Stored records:
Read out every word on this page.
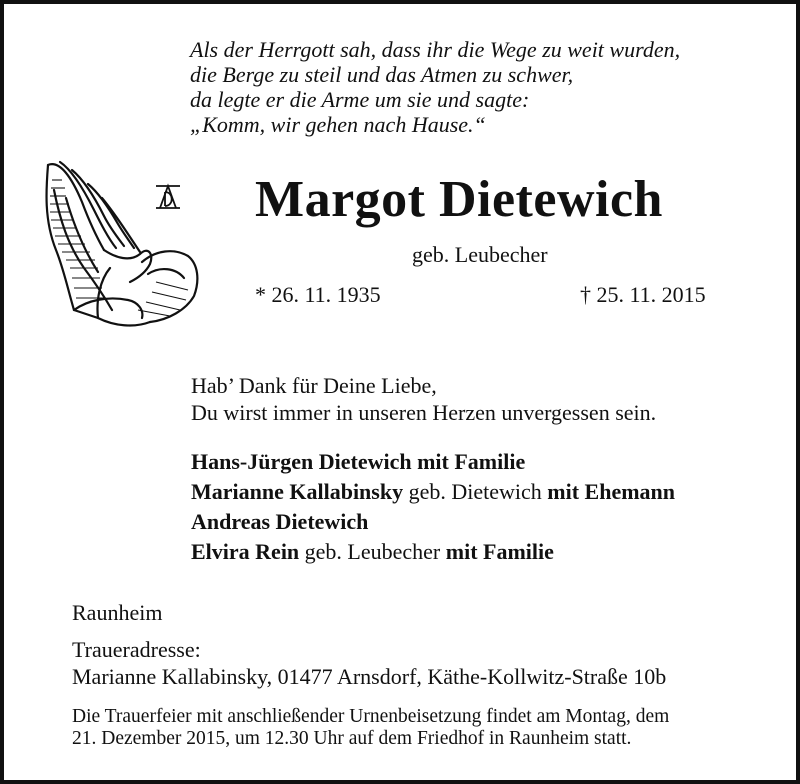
Als der Herrgott sah, dass ihr die Wege zu weit wurden,
die Berge zu steil und das Atmen zu schwer,
da legte er die Arme um sie und sagte:
„Komm, wir gehen nach Hause.“
Margot Dietewich
geb. Leubecher
* 26. 11. 1935	† 25. 11. 2015
Hab’ Dank für Deine Liebe,
Du wirst immer in unseren Herzen unvergessen sein.
Hans-Jürgen Dietewich mit Familie
Marianne Kallabinsky geb. Dietewich mit Ehemann
Andreas Dietewich
Elvira Rein geb. Leubecher mit Familie
Raunheim
Traueradresse:
Marianne Kallabinsky, 01477 Arnsdorf, Käthe-Kollwitz-Straße 10b
Die Trauerfeier mit anschließender Urnenbeisetzung findet am Montag, dem
21. Dezember 2015, um 12.30 Uhr auf dem Friedhof in Raunheim statt.
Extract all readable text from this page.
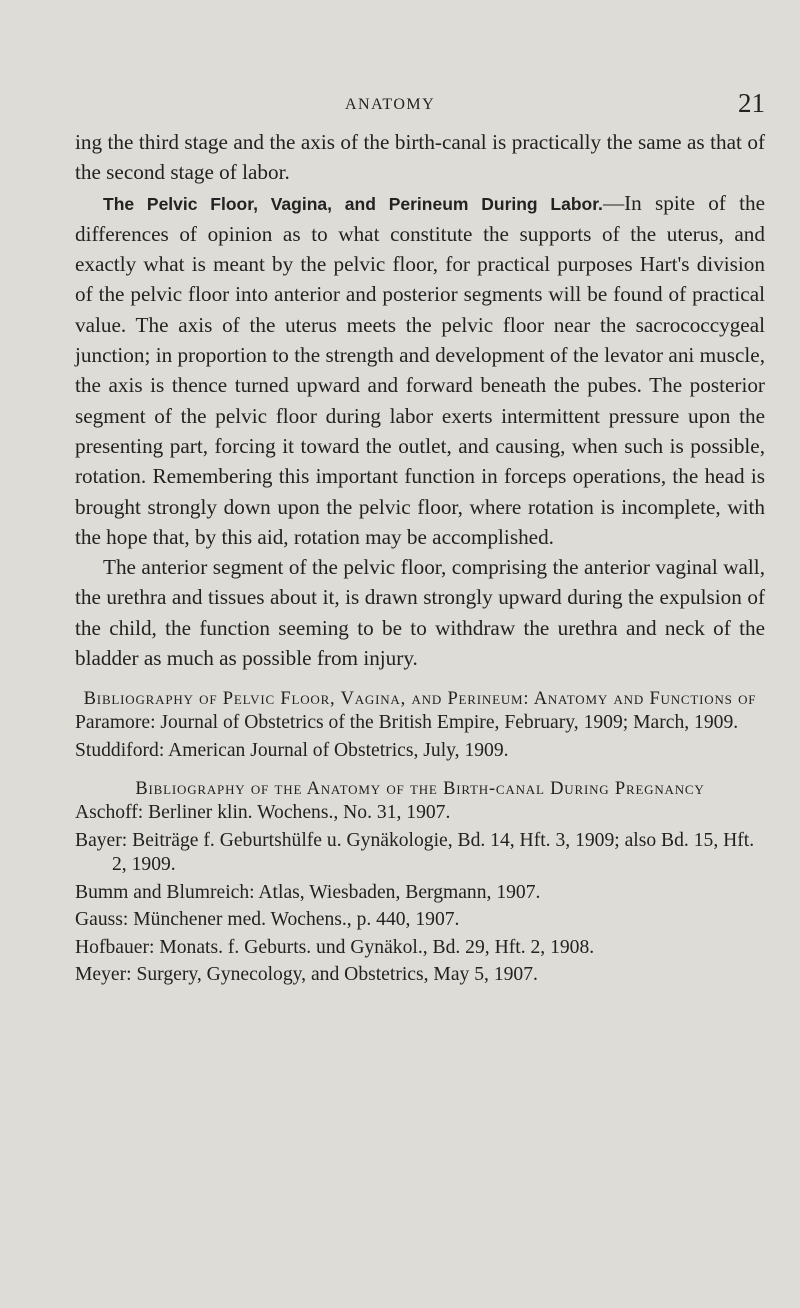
ANATOMY	21

ing the third stage and the axis of the birth-canal is practically the same as that of the second stage of labor.

The Pelvic Floor, Vagina, and Perineum During Labor.—In spite of the differences of opinion as to what constitute the supports of the uterus, and exactly what is meant by the pelvic floor, for practical purposes Hart's division of the pelvic floor into anterior and posterior segments will be found of practical value. The axis of the uterus meets the pelvic floor near the sacrococcygeal junction; in proportion to the strength and development of the levator ani muscle, the axis is thence turned upward and forward beneath the pubes. The posterior segment of the pelvic floor during labor exerts intermittent pressure upon the presenting part, forcing it toward the outlet, and causing, when such is possible, rotation. Remembering this important function in forceps operations, the head is brought strongly down upon the pelvic floor, where rotation is incomplete, with the hope that, by this aid, rotation may be accomplished.

The anterior segment of the pelvic floor, comprising the anterior vaginal wall, the urethra and tissues about it, is drawn strongly upward during the expulsion of the child, the function seeming to be to withdraw the urethra and neck of the bladder as much as possible from injury.

Bibliography of Pelvic Floor, Vagina, and Perineum: Anatomy and Functions of

Paramore: Journal of Obstetrics of the British Empire, February, 1909; March, 1909.
Studdiford: American Journal of Obstetrics, July, 1909.

Bibliography of the Anatomy of the Birth-canal During Pregnancy

Aschoff: Berliner klin. Wochens., No. 31, 1907.
Bayer: Beiträge f. Geburtshülfe u. Gynäkologie, Bd. 14, Hft. 3, 1909; also Bd. 15, Hft. 2, 1909.
Bumm and Blumreich: Atlas, Wiesbaden, Bergmann, 1907.
Gauss: Münchener med. Wochens., p. 440, 1907.
Hofbauer: Monats. f. Geburts. und Gynäkol., Bd. 29, Hft. 2, 1908.
Meyer: Surgery, Gynecology, and Obstetrics, May 5, 1907.
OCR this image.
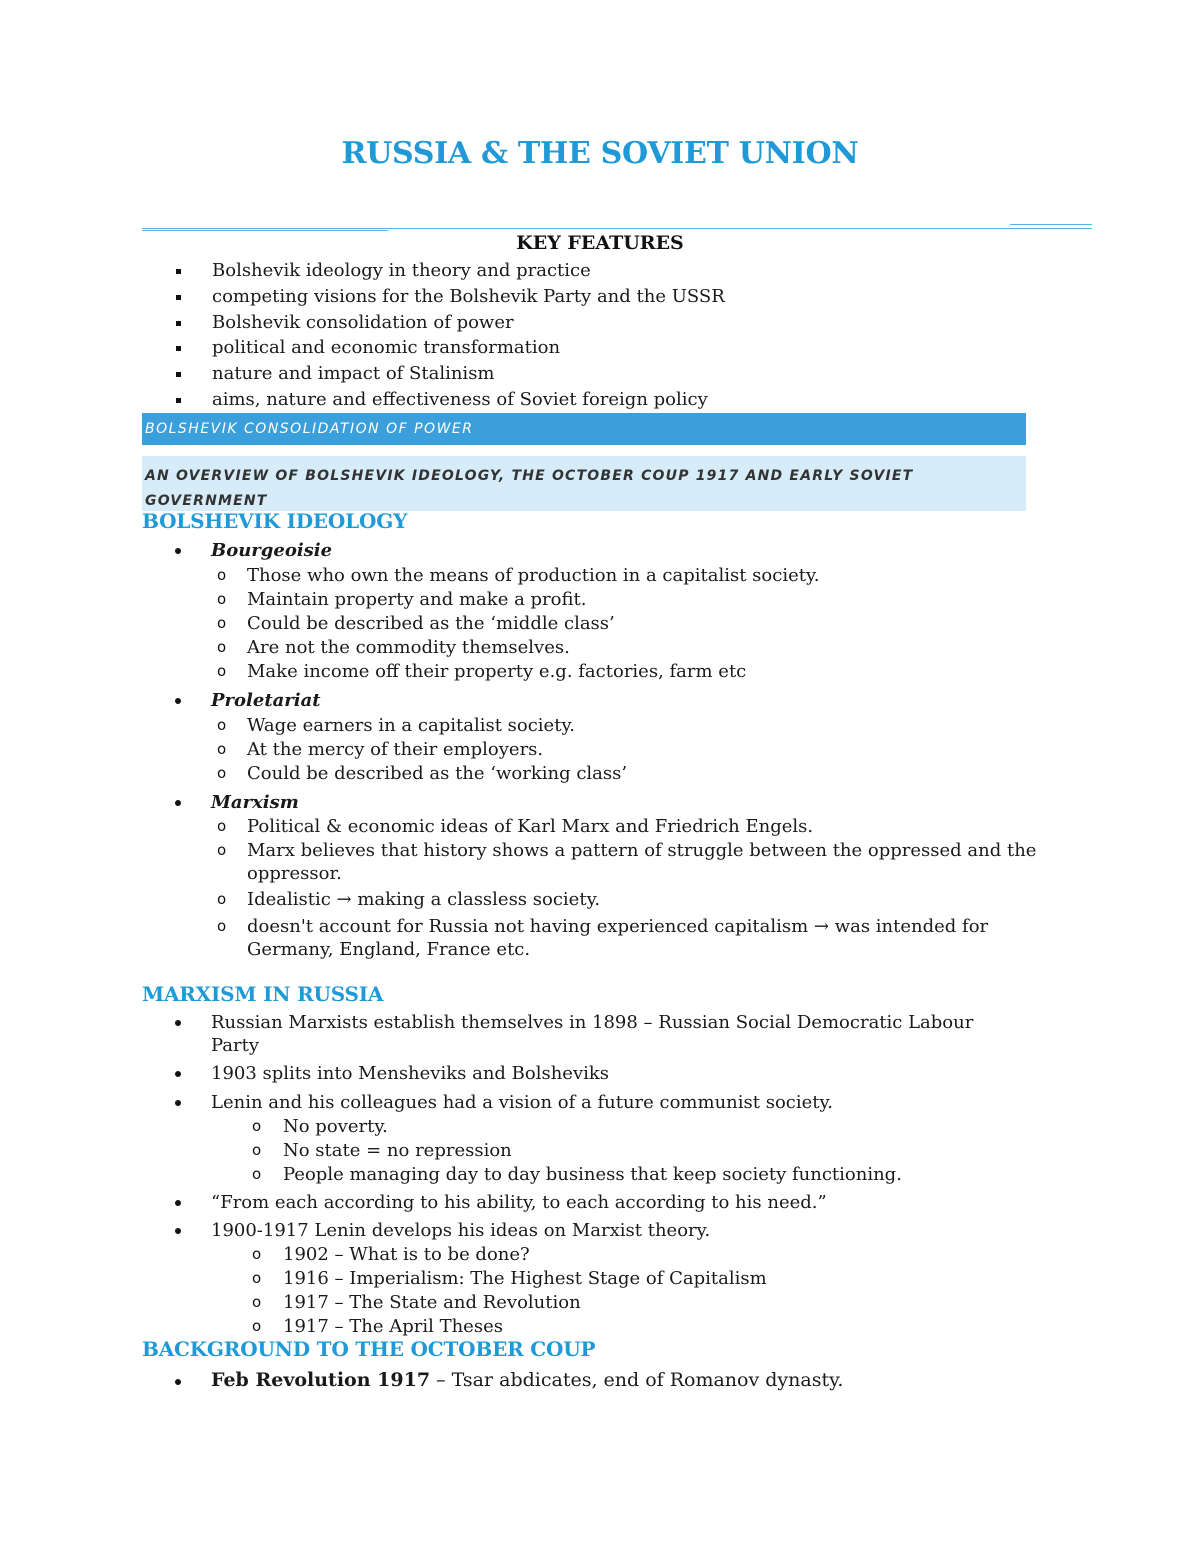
RUSSIA & THE SOVIET UNION
KEY FEATURES
Bolshevik ideology in theory and practice
competing visions for the Bolshevik Party and the USSR
Bolshevik consolidation of power
political and economic transformation
nature and impact of Stalinism
aims, nature and effectiveness of Soviet foreign policy
BOLSHEVIK CONSOLIDATION OF POWER
AN OVERVIEW OF BOLSHEVIK IDEOLOGY, THE OCTOBER COUP 1917 AND EARLY SOVIET GOVERNMENT
BOLSHEVIK IDEOLOGY
Bourgeoisie
o Those who own the means of production in a capitalist society.
o Maintain property and make a profit.
o Could be described as the ‘middle class’
o Are not the commodity themselves.
o Make income off their property e.g. factories, farm etc
Proletariat
o Wage earners in a capitalist society.
o At the mercy of their employers.
o Could be described as the ‘working class’
Marxism
o Political & economic ideas of Karl Marx and Friedrich Engels.
o Marx believes that history shows a pattern of struggle between the oppressed and the
oppressor.
o Idealistic → making a classless society.
o doesn't account for Russia not having experienced capitalism → was intended for
Germany, England, France etc.
MARXISM IN RUSSIA
Russian Marxists establish themselves in 1898 – Russian Social Democratic Labour
Party
1903 splits into Mensheviks and Bolsheviks
Lenin and his colleagues had a vision of a future communist society.
o No poverty.
o No state = no repression
o People managing day to day business that keep society functioning.
“From each according to his ability, to each according to his need.”
1900-1917 Lenin develops his ideas on Marxist theory.
o 1902 – What is to be done?
o 1916 – Imperialism: The Highest Stage of Capitalism
o 1917 – The State and Revolution
o 1917 – The April Theses
BACKGROUND TO THE OCTOBER COUP
Feb Revolution 1917 – Tsar abdicates, end of Romanov dynasty.
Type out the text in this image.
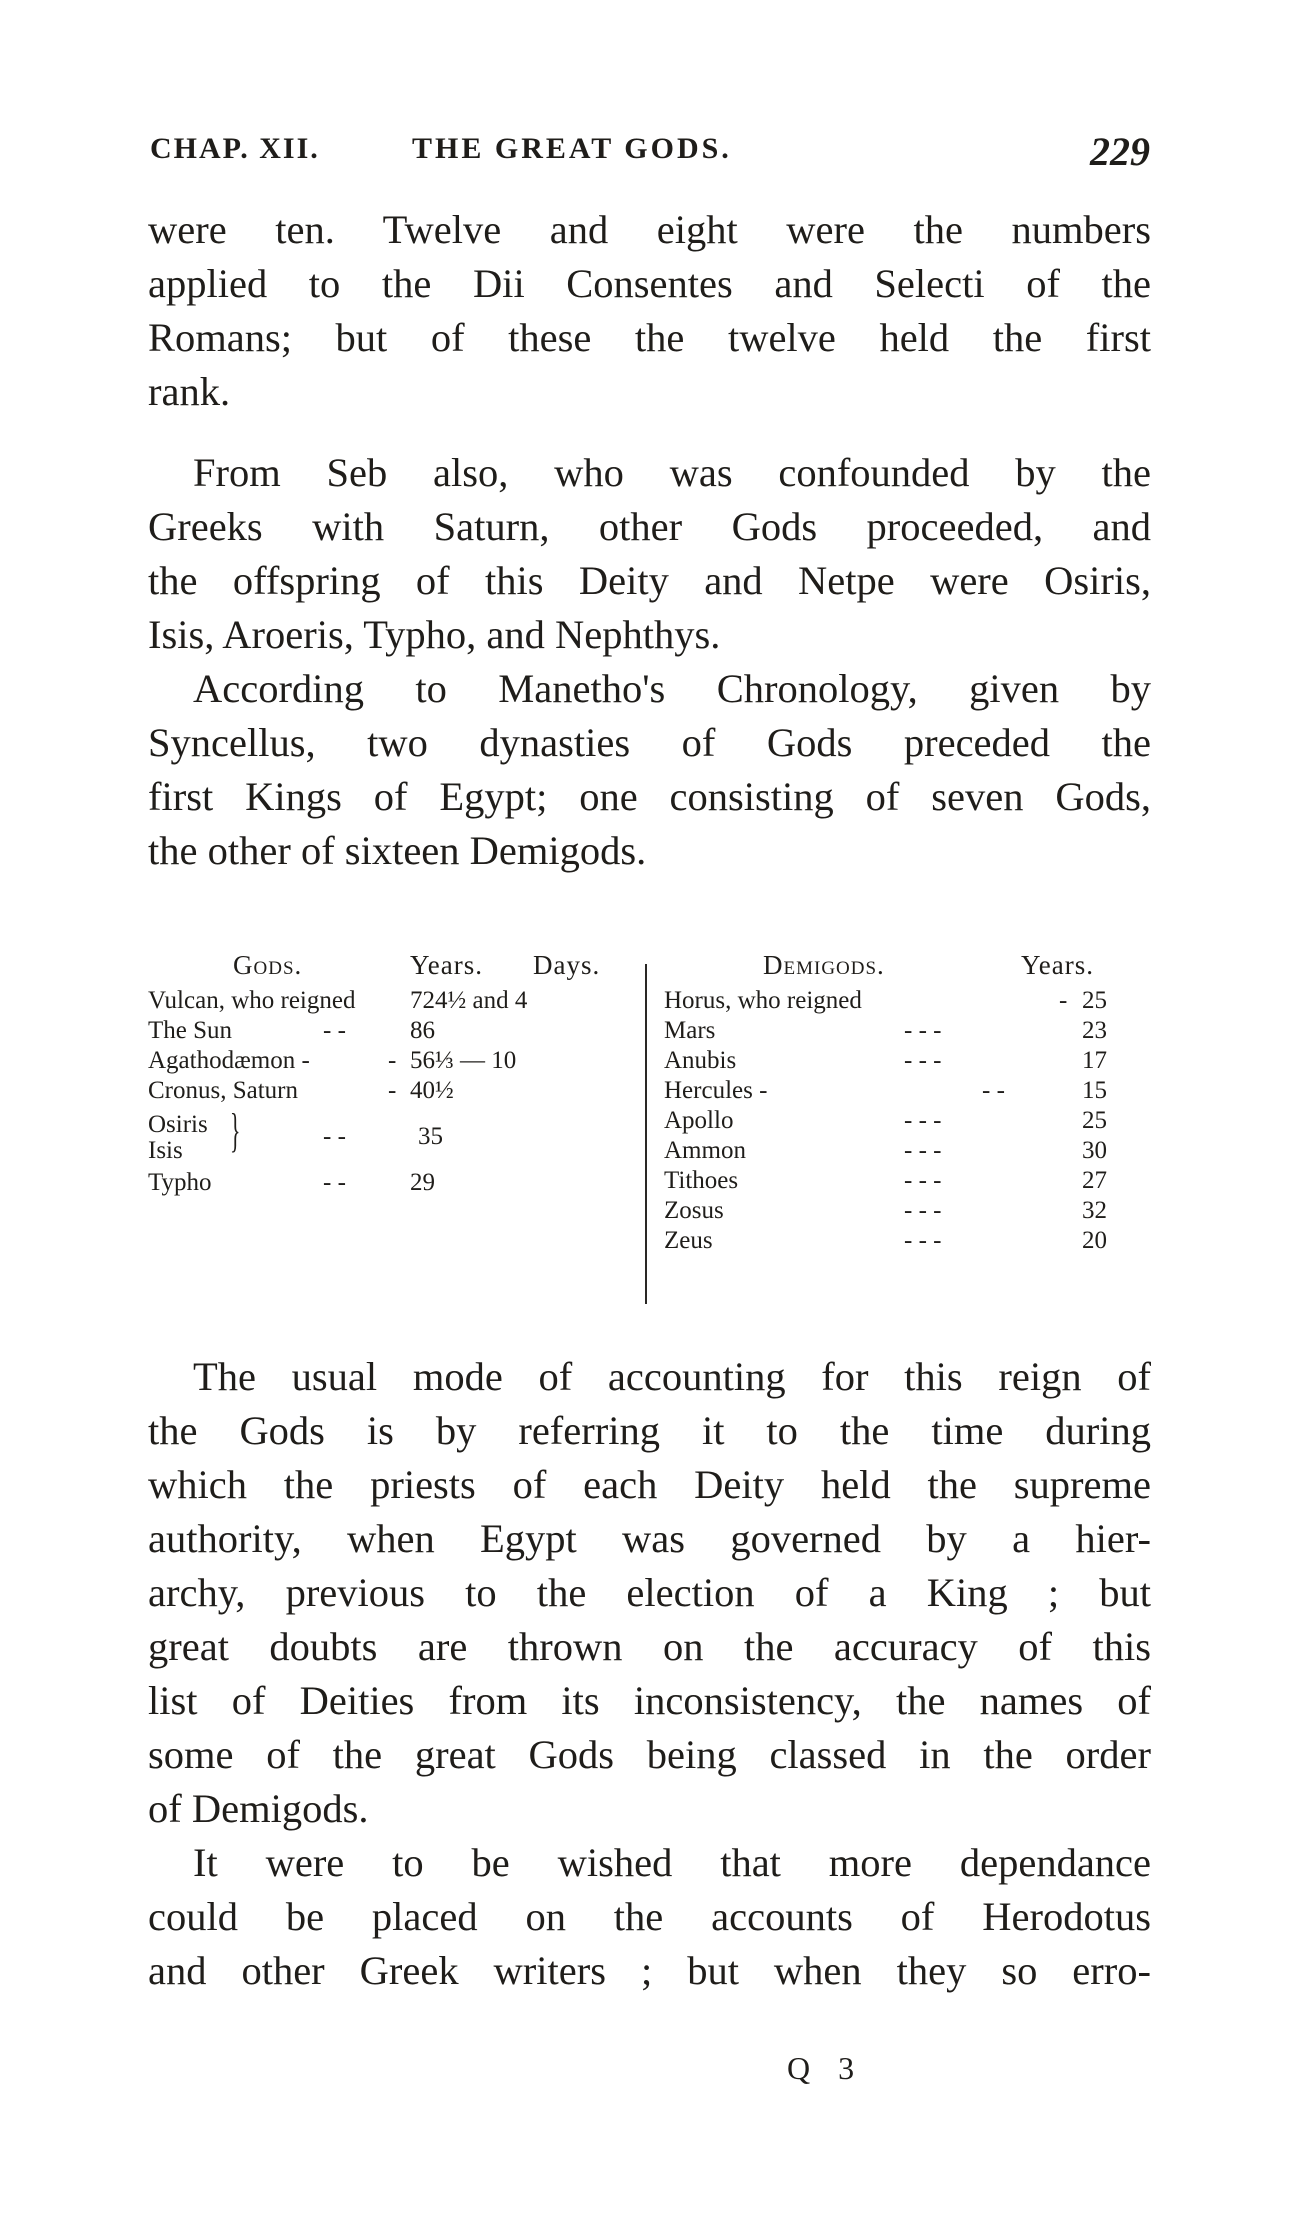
CHAP. XII.	THE GREAT GODS.	229
were ten. Twelve and eight were the numbers
applied to the Dii Consentes and Selecti of the
Romans; but of these the twelve held the first
rank.
From Seb also, who was confounded by the
Greeks with Saturn, other Gods proceeded, and
the offspring of this Deity and Netpe were Osiris,
Isis, Aroeris, Typho, and Nephthys.
According to Manetho's Chronology, given by
Syncellus, two dynasties of Gods preceded the
first Kings of Egypt; one consisting of seven Gods,
the other of sixteen Demigods.
Gods.	Years. Days.
Vulcan, who reigned 724½ and 4
The Sun	- -	86
Agathodæmon -	- 56⅓ — 10
Cronus, Saturn	- 40½
Osiris
Isis }	- -	35
Typho	- -	29
Demigods.	Years.
Horus, who reigned	- 25
Mars	- - -	23
Anubis	- - -	17
Hercules -	- -	15
Apollo	- - -	25
Ammon	- - -	30
Tithoes	- - -	27
Zosus	- - -	32
Zeus	- - -	20
The usual mode of accounting for this reign of
the Gods is by referring it to the time during
which the priests of each Deity held the supreme
authority, when Egypt was governed by a hier-
archy, previous to the election of a King ; but
great doubts are thrown on the accuracy of this
list of Deities from its inconsistency, the names of
some of the great Gods being classed in the order
of Demigods.
It were to be wished that more dependance
could be placed on the accounts of Herodotus
and other Greek writers ; but when they so erro-
Q 3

_What is expected_: Please set down each line of the data above exactly as written, without the pictures.

_Worked solution_:
Read out every word on this page.
Als der Herrgott sah, dass ihr die Wege zu weit wurden,
die Berge zu steil und das Atmen zu schwer,
da legte er die Arme um sie und sagte:
„Komm, wir gehen nach Hause.“
Margot Dietewich
geb. Leubecher
* 26. 11. 1935	† 25. 11. 2015
Hab’ Dank für Deine Liebe,
Du wirst immer in unseren Herzen unvergessen sein.
Hans-Jürgen Dietewich mit Familie
Marianne Kallabinsky geb. Dietewich mit Ehemann
Andreas Dietewich
Elvira Rein geb. Leubecher mit Familie
Raunheim
Traueradresse:
Marianne Kallabinsky, 01477 Arnsdorf, Käthe-Kollwitz-Straße 10b
Die Trauerfeier mit anschließender Urnenbeisetzung findet am Montag, dem
21. Dezember 2015, um 12.30 Uhr auf dem Friedhof in Raunheim statt.
Extract all readable text from this page.
ANATOMY	21

ing the third stage and the axis of the birth-canal is practically the same as that of the second stage of labor.

The Pelvic Floor, Vagina, and Perineum During Labor.—In spite of the differences of opinion as to what constitute the supports of the uterus, and exactly what is meant by the pelvic floor, for practical purposes Hart's division of the pelvic floor into anterior and posterior segments will be found of practical value. The axis of the uterus meets the pelvic floor near the sacrococcygeal junction; in proportion to the strength and development of the levator ani muscle, the axis is thence turned upward and forward beneath the pubes. The posterior segment of the pelvic floor during labor exerts intermittent pressure upon the presenting part, forcing it toward the outlet, and causing, when such is possible, rotation. Remembering this important function in forceps operations, the head is brought strongly down upon the pelvic floor, where rotation is incomplete, with the hope that, by this aid, rotation may be accomplished.

The anterior segment of the pelvic floor, comprising the anterior vaginal wall, the urethra and tissues about it, is drawn strongly upward during the expulsion of the child, the function seeming to be to withdraw the urethra and neck of the bladder as much as possible from injury.

Bibliography of Pelvic Floor, Vagina, and Perineum: Anatomy and Functions of

Paramore: Journal of Obstetrics of the British Empire, February, 1909; March, 1909.
Studdiford: American Journal of Obstetrics, July, 1909.

Bibliography of the Anatomy of the Birth-canal During Pregnancy

Aschoff: Berliner klin. Wochens., No. 31, 1907.
Bayer: Beiträge f. Geburtshülfe u. Gynäkologie, Bd. 14, Hft. 3, 1909; also Bd. 15, Hft. 2, 1909.
Bumm and Blumreich: Atlas, Wiesbaden, Bergmann, 1907.
Gauss: Münchener med. Wochens., p. 440, 1907.
Hofbauer: Monats. f. Geburts. und Gynäkol., Bd. 29, Hft. 2, 1908.
Meyer: Surgery, Gynecology, and Obstetrics, May 5, 1907.
OCR this image.
RUSSIA & THE SOVIET UNION
KEY FEATURES
Bolshevik ideology in theory and practice
competing visions for the Bolshevik Party and the USSR
Bolshevik consolidation of power
political and economic transformation
nature and impact of Stalinism
aims, nature and effectiveness of Soviet foreign policy
BOLSHEVIK CONSOLIDATION OF POWER
AN OVERVIEW OF BOLSHEVIK IDEOLOGY, THE OCTOBER COUP 1917 AND EARLY SOVIET GOVERNMENT
BOLSHEVIK IDEOLOGY
Bourgeoisie
o Those who own the means of production in a capitalist society.
o Maintain property and make a profit.
o Could be described as the ‘middle class’
o Are not the commodity themselves.
o Make income off their property e.g. factories, farm etc
Proletariat
o Wage earners in a capitalist society.
o At the mercy of their employers.
o Could be described as the ‘working class’
Marxism
o Political & economic ideas of Karl Marx and Friedrich Engels.
o Marx believes that history shows a pattern of struggle between the oppressed and the
oppressor.
o Idealistic → making a classless society.
o doesn't account for Russia not having experienced capitalism → was intended for
Germany, England, France etc.
MARXISM IN RUSSIA
Russian Marxists establish themselves in 1898 – Russian Social Democratic Labour
Party
1903 splits into Mensheviks and Bolsheviks
Lenin and his colleagues had a vision of a future communist society.
o No poverty.
o No state = no repression
o People managing day to day business that keep society functioning.
“From each according to his ability, to each according to his need.”
1900-1917 Lenin develops his ideas on Marxist theory.
o 1902 – What is to be done?
o 1916 – Imperialism: The Highest Stage of Capitalism
o 1917 – The State and Revolution
o 1917 – The April Theses
BACKGROUND TO THE OCTOBER COUP
Feb Revolution 1917 – Tsar abdicates, end of Romanov dynasty.
Type out the text in this image.
CHAP. XII.	THE GREAT GODS.	229
were ten. Twelve and eight were the numbers
applied to the Dii Consentes and Selecti of the
Romans; but of these the twelve held the first
rank.
From Seb also, who was confounded by the
Greeks with Saturn, other Gods proceeded, and
the offspring of this Deity and Netpe were Osiris,
Isis, Aroeris, Typho, and Nephthys.
According to Manetho's Chronology, given by
Syncellus, two dynasties of Gods preceded the
first Kings of Egypt; one consisting of seven Gods,
the other of sixteen Demigods.
Gods.	Years. Days.
Vulcan, who reigned 724½ and 4
The Sun	- -	86
Agathodæmon -	- 56⅓ — 10
Cronus, Saturn	- 40½
Osiris
Isis }	- -	35
Typho	- -	29
Demigods.	Years.
Horus, who reigned	- 25
Mars	- - -	23
Anubis	- - -	17
Hercules -	- -	15
Apollo	- - -	25
Ammon	- - -	30
Tithoes	- - -	27
Zosus	- - -	32
Zeus	- - -	20
The usual mode of accounting for this reign of
the Gods is by referring it to the time during
which the priests of each Deity held the supreme
authority, when Egypt was governed by a hier-
archy, previous to the election of a King ; but
great doubts are thrown on the accuracy of this
list of Deities from its inconsistency, the names of
some of the great Gods being classed in the order
of Demigods.
It were to be wished that more dependance
could be placed on the accounts of Herodotus
and other Greek writers ; but when they so erro-
Q 3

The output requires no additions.